GIVEN PROBLEM: Reproduce all of the data exactly, with no line skipped.

TASK INPUTS:

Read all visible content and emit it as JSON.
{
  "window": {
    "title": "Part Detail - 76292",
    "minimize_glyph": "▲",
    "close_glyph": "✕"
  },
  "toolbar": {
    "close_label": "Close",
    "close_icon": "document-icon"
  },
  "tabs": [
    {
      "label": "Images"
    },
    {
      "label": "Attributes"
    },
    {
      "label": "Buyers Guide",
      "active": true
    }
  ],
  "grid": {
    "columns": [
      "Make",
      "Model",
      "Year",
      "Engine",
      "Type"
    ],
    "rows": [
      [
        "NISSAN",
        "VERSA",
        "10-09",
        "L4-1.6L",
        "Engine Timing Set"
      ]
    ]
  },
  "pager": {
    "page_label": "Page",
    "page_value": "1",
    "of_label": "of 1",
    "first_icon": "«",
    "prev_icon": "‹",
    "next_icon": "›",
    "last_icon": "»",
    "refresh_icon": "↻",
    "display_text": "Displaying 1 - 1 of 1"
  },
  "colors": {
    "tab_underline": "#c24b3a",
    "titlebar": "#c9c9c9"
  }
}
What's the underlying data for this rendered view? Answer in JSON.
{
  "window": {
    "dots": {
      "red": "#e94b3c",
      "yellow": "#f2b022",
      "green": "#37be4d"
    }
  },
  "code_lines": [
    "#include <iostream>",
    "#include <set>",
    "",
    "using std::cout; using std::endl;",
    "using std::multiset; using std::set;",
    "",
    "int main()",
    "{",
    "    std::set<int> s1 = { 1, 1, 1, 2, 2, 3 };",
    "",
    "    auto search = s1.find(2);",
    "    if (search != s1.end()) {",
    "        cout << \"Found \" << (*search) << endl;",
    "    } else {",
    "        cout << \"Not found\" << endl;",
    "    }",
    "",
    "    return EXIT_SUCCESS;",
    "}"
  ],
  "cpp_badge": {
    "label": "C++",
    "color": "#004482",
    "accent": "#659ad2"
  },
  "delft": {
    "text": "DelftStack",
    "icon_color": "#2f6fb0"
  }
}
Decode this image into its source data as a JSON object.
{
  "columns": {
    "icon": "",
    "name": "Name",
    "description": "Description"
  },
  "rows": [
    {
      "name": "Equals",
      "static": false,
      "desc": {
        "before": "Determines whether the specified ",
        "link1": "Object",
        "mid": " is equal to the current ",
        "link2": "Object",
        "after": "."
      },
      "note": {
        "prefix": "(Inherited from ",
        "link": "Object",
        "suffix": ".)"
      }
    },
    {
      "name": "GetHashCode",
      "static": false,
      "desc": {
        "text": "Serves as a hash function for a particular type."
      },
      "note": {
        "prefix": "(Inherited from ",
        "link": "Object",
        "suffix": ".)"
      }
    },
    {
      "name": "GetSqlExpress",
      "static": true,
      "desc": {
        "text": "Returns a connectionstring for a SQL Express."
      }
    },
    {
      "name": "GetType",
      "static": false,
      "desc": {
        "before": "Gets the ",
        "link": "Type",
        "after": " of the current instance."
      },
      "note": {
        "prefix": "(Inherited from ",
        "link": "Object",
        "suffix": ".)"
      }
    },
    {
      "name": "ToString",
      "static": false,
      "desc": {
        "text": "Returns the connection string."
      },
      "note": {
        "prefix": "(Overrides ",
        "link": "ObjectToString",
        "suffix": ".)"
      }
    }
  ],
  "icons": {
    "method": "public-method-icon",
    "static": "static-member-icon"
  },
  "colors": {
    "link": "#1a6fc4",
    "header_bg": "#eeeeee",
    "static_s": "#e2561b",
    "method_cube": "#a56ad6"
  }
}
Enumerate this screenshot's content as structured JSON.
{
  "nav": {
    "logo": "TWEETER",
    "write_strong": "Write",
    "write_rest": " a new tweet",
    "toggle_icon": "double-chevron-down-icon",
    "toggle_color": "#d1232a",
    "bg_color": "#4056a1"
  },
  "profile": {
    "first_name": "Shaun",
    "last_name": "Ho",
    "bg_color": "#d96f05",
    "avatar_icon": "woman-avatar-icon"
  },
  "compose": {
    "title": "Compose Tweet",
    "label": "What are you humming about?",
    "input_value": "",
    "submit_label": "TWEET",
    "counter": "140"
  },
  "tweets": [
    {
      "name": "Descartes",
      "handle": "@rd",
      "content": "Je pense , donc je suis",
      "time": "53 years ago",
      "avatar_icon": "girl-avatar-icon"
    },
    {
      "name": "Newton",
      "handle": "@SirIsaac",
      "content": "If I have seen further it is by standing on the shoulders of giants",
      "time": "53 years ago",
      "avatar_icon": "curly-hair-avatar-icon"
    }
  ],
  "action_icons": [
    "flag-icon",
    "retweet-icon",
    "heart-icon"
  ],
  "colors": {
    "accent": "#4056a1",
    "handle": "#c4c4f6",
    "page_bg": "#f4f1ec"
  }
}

FINAL RESULT:
Read all visible content and emit it as JSON.
{
  "window": {
    "title": "Part Detail - 76292",
    "minimize_glyph": "▲",
    "close_glyph": "✕"
  },
  "toolbar": {
    "close_label": "Close",
    "close_icon": "document-icon"
  },
  "tabs": [
    {
      "label": "Images"
    },
    {
      "label": "Attributes"
    },
    {
      "label": "Buyers Guide",
      "active": true
    }
  ],
  "grid": {
    "columns": [
      "Make",
      "Model",
      "Year",
      "Engine",
      "Type"
    ],
    "rows": [
      [
        "NISSAN",
        "VERSA",
        "10-09",
        "L4-1.6L",
        "Engine Timing Set"
      ]
    ]
  },
  "pager": {
    "page_label": "Page",
    "page_value": "1",
    "of_label": "of 1",
    "first_icon": "«",
    "prev_icon": "‹",
    "next_icon": "›",
    "last_icon": "»",
    "refresh_icon": "↻",
    "display_text": "Displaying 1 - 1 of 1"
  },
  "colors": {
    "tab_underline": "#c24b3a",
    "titlebar": "#c9c9c9"
  }
}
What's the underlying data for this rendered view? Answer in JSON.
{
  "window": {
    "dots": {
      "red": "#e94b3c",
      "yellow": "#f2b022",
      "green": "#37be4d"
    }
  },
  "code_lines": [
    "#include <iostream>",
    "#include <set>",
    "",
    "using std::cout; using std::endl;",
    "using std::multiset; using std::set;",
    "",
    "int main()",
    "{",
    "    std::set<int> s1 = { 1, 1, 1, 2, 2, 3 };",
    "",
    "    auto search = s1.find(2);",
    "    if (search != s1.end()) {",
    "        cout << \"Found \" << (*search) << endl;",
    "    } else {",
    "        cout << \"Not found\" << endl;",
    "    }",
    "",
    "    return EXIT_SUCCESS;",
    "}"
  ],
  "cpp_badge": {
    "label": "C++",
    "color": "#004482",
    "accent": "#659ad2"
  },
  "delft": {
    "text": "DelftStack",
    "icon_color": "#2f6fb0"
  }
}
Decode this image into its source data as a JSON object.
{
  "columns": {
    "icon": "",
    "name": "Name",
    "description": "Description"
  },
  "rows": [
    {
      "name": "Equals",
      "static": false,
      "desc": {
        "before": "Determines whether the specified ",
        "link1": "Object",
        "mid": " is equal to the current ",
        "link2": "Object",
        "after": "."
      },
      "note": {
        "prefix": "(Inherited from ",
        "link": "Object",
        "suffix": ".)"
      }
    },
    {
      "name": "GetHashCode",
      "static": false,
      "desc": {
        "text": "Serves as a hash function for a particular type."
      },
      "note": {
        "prefix": "(Inherited from ",
        "link": "Object",
        "suffix": ".)"
      }
    },
    {
      "name": "GetSqlExpress",
      "static": true,
      "desc": {
        "text": "Returns a connectionstring for a SQL Express."
      }
    },
    {
      "name": "GetType",
      "static": false,
      "desc": {
        "before": "Gets the ",
        "link": "Type",
        "after": " of the current instance."
      },
      "note": {
        "prefix": "(Inherited from ",
        "link": "Object",
        "suffix": ".)"
      }
    },
    {
      "name": "ToString",
      "static": false,
      "desc": {
        "text": "Returns the connection string."
      },
      "note": {
        "prefix": "(Overrides ",
        "link": "ObjectToString",
        "suffix": ".)"
      }
    }
  ],
  "icons": {
    "method": "public-method-icon",
    "static": "static-member-icon"
  },
  "colors": {
    "link": "#1a6fc4",
    "header_bg": "#eeeeee",
    "static_s": "#e2561b",
    "method_cube": "#a56ad6"
  }
}
Enumerate this screenshot's content as structured JSON.
{
  "nav": {
    "logo": "TWEETER",
    "write_strong": "Write",
    "write_rest": " a new tweet",
    "toggle_icon": "double-chevron-down-icon",
    "toggle_color": "#d1232a",
    "bg_color": "#4056a1"
  },
  "profile": {
    "first_name": "Shaun",
    "last_name": "Ho",
    "bg_color": "#d96f05",
    "avatar_icon": "woman-avatar-icon"
  },
  "compose": {
    "title": "Compose Tweet",
    "label": "What are you humming about?",
    "input_value": "",
    "submit_label": "TWEET",
    "counter": "140"
  },
  "tweets": [
    {
      "name": "Descartes",
      "handle": "@rd",
      "content": "Je pense , donc je suis",
      "time": "53 years ago",
      "avatar_icon": "girl-avatar-icon"
    },
    {
      "name": "Newton",
      "handle": "@SirIsaac",
      "content": "If I have seen further it is by standing on the shoulders of giants",
      "time": "53 years ago",
      "avatar_icon": "curly-hair-avatar-icon"
    }
  ],
  "action_icons": [
    "flag-icon",
    "retweet-icon",
    "heart-icon"
  ],
  "colors": {
    "accent": "#4056a1",
    "handle": "#c4c4f6",
    "page_bg": "#f4f1ec"
  }
}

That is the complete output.